- What the exercise asks -
Scan the records for the word "cases". Copy each line that includes it.

--

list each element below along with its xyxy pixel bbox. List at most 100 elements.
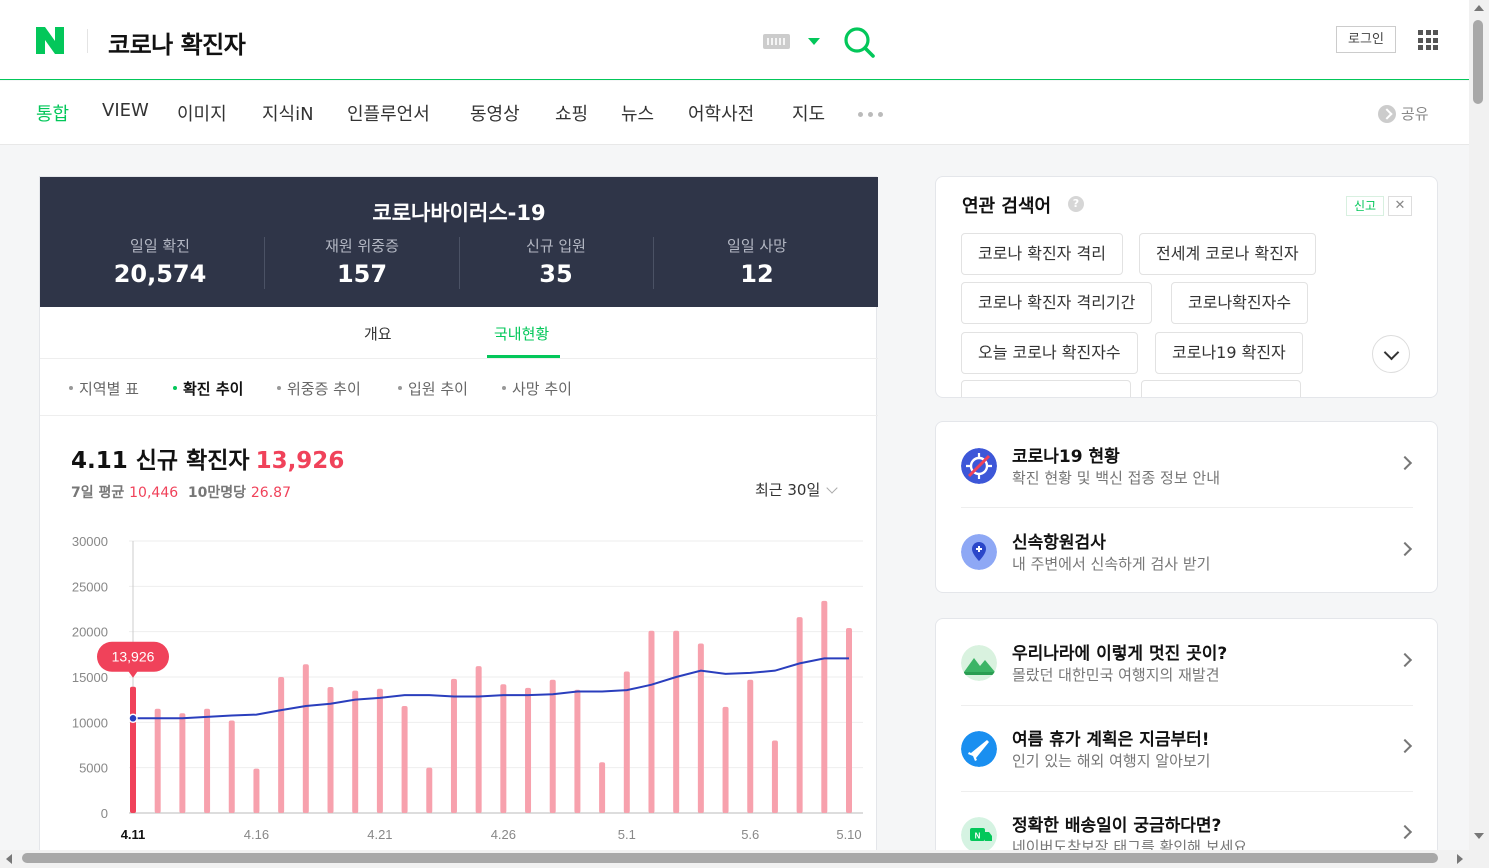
- expand-chevron-icon[interactable]: [1372, 335, 1410, 373]
- dropdown-triangle-icon[interactable]: [808, 38, 820, 45]
- help-icon[interactable]: ?: [1068, 196, 1084, 212]
- more-tabs-icon[interactable]: [858, 112, 883, 117]
- link-domestic-travel[interactable]: 우리나라에 이렇게 멋진 곳이? 몰랐던 대한민국 여행지의 재발견: [936, 619, 1437, 705]
- delivery-truck-icon: N: [961, 817, 997, 853]
- logo-divider: [87, 29, 88, 53]
- bar: [278, 677, 285, 813]
- avg-point-selected: [128, 713, 138, 724]
- stat-divider: [653, 237, 654, 289]
- chart-title: 4.11 신규 확진자 13,926: [71, 448, 345, 474]
- y-tick-label: 5000: [79, 761, 108, 776]
- stat-divider: [459, 237, 460, 289]
- covid-summary: 코로나바이러스-19 일일 확진 20,574 재원 위중증 157 신규 입원…: [40, 177, 878, 307]
- tab-news[interactable]: 뉴스: [621, 100, 654, 126]
- range-select[interactable]: 최근 30일: [755, 479, 838, 500]
- location-pin-icon: [961, 534, 997, 570]
- scrollbar-thumb[interactable]: [1473, 20, 1483, 104]
- link-covid-status[interactable]: 코로나19 현황 확진 현황 및 백신 접종 정보 안내: [936, 422, 1437, 508]
- stat-new-admissions: 신규 입원 35: [496, 235, 616, 288]
- link-title: 코로나19 현황: [1012, 447, 1120, 467]
- airplane-icon: [961, 731, 997, 767]
- avg-line: [132, 657, 849, 720]
- related-chip[interactable]: 전세계 코로나 확진자: [1139, 233, 1316, 275]
- stat-daily-cases: 일일 확진 20,574: [100, 235, 220, 288]
- search-header: 코로나 확진자 로그인: [0, 0, 1469, 80]
- scroll-down-icon[interactable]: [1474, 833, 1484, 839]
- tab-view[interactable]: VIEW: [102, 100, 149, 121]
- tab-video[interactable]: 동영상: [470, 100, 520, 126]
- related-chip[interactable]: 오늘 코로나 확진자수: [961, 332, 1138, 374]
- scroll-up-icon[interactable]: [1474, 5, 1484, 11]
- stat-value: 20,574: [113, 260, 207, 288]
- tab-influencer[interactable]: 인플루언서: [347, 100, 430, 126]
- virus-icon: [961, 448, 997, 484]
- related-chip[interactable]: 코로나확진자수: [1171, 282, 1309, 324]
- tab-domestic-status[interactable]: 국내현황: [494, 323, 549, 344]
- related-chip[interactable]: 코로나 확진자 격리: [961, 233, 1123, 275]
- bar: [722, 706, 729, 813]
- share-icon: [1378, 104, 1396, 123]
- link-summer-vacation[interactable]: 여름 휴가 계획은 지금부터! 인기 있는 해외 여행지 알아보기: [936, 705, 1437, 791]
- keyboard-icon[interactable]: [763, 34, 790, 49]
- share-button[interactable]: 공유: [1378, 103, 1429, 124]
- close-icon[interactable]: ✕: [1388, 196, 1412, 216]
- filter-critical-trend[interactable]: 위중증 추이: [277, 378, 361, 399]
- stat-label: 일일 확진: [130, 237, 190, 255]
- report-button[interactable]: 신고: [1346, 196, 1384, 216]
- y-tick-label: 20000: [72, 625, 108, 640]
- related-chip[interactable]: 코로나19 확진자: [1155, 332, 1303, 374]
- bar: [475, 666, 482, 813]
- share-label: 공유: [1401, 105, 1429, 123]
- covid-card: 코로나바이러스-19 일일 확진 20,574 재원 위중증 157 신규 입원…: [39, 176, 878, 868]
- scroll-left-icon[interactable]: [6, 854, 12, 864]
- link-desc: 인기 있는 해외 여행지 알아보기: [1012, 752, 1211, 770]
- chevron-right-icon: [1397, 541, 1413, 557]
- vertical-scrollbar[interactable]: [1469, 0, 1489, 850]
- x-tick-label: 4.26: [491, 827, 516, 842]
- x-tick-label: 4.21: [367, 827, 392, 842]
- related-chip-partial[interactable]: [1141, 380, 1301, 397]
- stat-value: 12: [740, 260, 774, 288]
- y-tick-label: 30000: [72, 534, 108, 549]
- tab-integrated[interactable]: 통합: [36, 100, 69, 126]
- filter-regional-table[interactable]: 지역별 표: [69, 378, 139, 399]
- search-query[interactable]: 코로나 확진자: [108, 25, 246, 60]
- filter-death-trend[interactable]: 사망 추이: [502, 378, 572, 399]
- bar: [846, 628, 852, 813]
- x-tick-label: 5.10: [836, 827, 861, 842]
- link-title: 우리나라에 이렇게 멋진 곳이?: [1012, 644, 1228, 664]
- related-chip-partial[interactable]: [961, 380, 1131, 397]
- stat-daily-deaths: 일일 사망 12: [697, 235, 817, 288]
- avg-value: 10,446: [129, 485, 179, 501]
- tab-map[interactable]: 지도: [792, 100, 825, 126]
- tab-images[interactable]: 이미지: [177, 100, 227, 126]
- bar: [574, 689, 581, 813]
- travel-links-card: 우리나라에 이렇게 멋진 곳이? 몰랐던 대한민국 여행지의 재발견 여름 휴가…: [935, 618, 1438, 868]
- login-button[interactable]: 로그인: [1336, 26, 1396, 53]
- horizontal-scrollbar[interactable]: [0, 850, 1489, 868]
- bar: [623, 671, 630, 813]
- search-icon[interactable]: [842, 25, 876, 59]
- bar: [376, 688, 383, 813]
- bar: [747, 679, 754, 813]
- naver-logo[interactable]: [36, 27, 64, 54]
- tab-dictionary[interactable]: 어학사전: [688, 100, 754, 126]
- related-chip[interactable]: 코로나 확진자 격리기간: [961, 282, 1153, 324]
- apps-grid-icon[interactable]: [1418, 30, 1438, 50]
- filter-admission-trend[interactable]: 입원 추이: [398, 378, 468, 399]
- y-tick-label: 15000: [72, 670, 108, 685]
- scrollbar-thumb[interactable]: [22, 853, 1438, 863]
- filter-cases-trend[interactable]: 확진 추이: [173, 378, 243, 399]
- tab-overview[interactable]: 개요: [364, 323, 392, 344]
- scroll-right-icon[interactable]: [1457, 854, 1463, 864]
- per100k-value: 26.87: [250, 485, 291, 501]
- tab-shopping[interactable]: 쇼핑: [555, 100, 588, 126]
- bar: [648, 630, 655, 813]
- link-rapid-test[interactable]: 신속항원검사 내 주변에서 신속하게 검사 받기: [936, 508, 1437, 592]
- x-tick-label: 5.1: [618, 827, 636, 842]
- y-tick-label: 25000: [72, 579, 108, 594]
- tab-kin[interactable]: 지식iN: [262, 100, 314, 126]
- bar: [821, 600, 828, 813]
- bar: [599, 762, 606, 813]
- tooltip-label: 13,926: [112, 649, 155, 665]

--

- Answer for the task -
- stat-daily-cases: 일일 확진 20,574: [100, 235, 220, 288]
- filter-cases-trend[interactable]: 확진 추이: [173, 378, 243, 399]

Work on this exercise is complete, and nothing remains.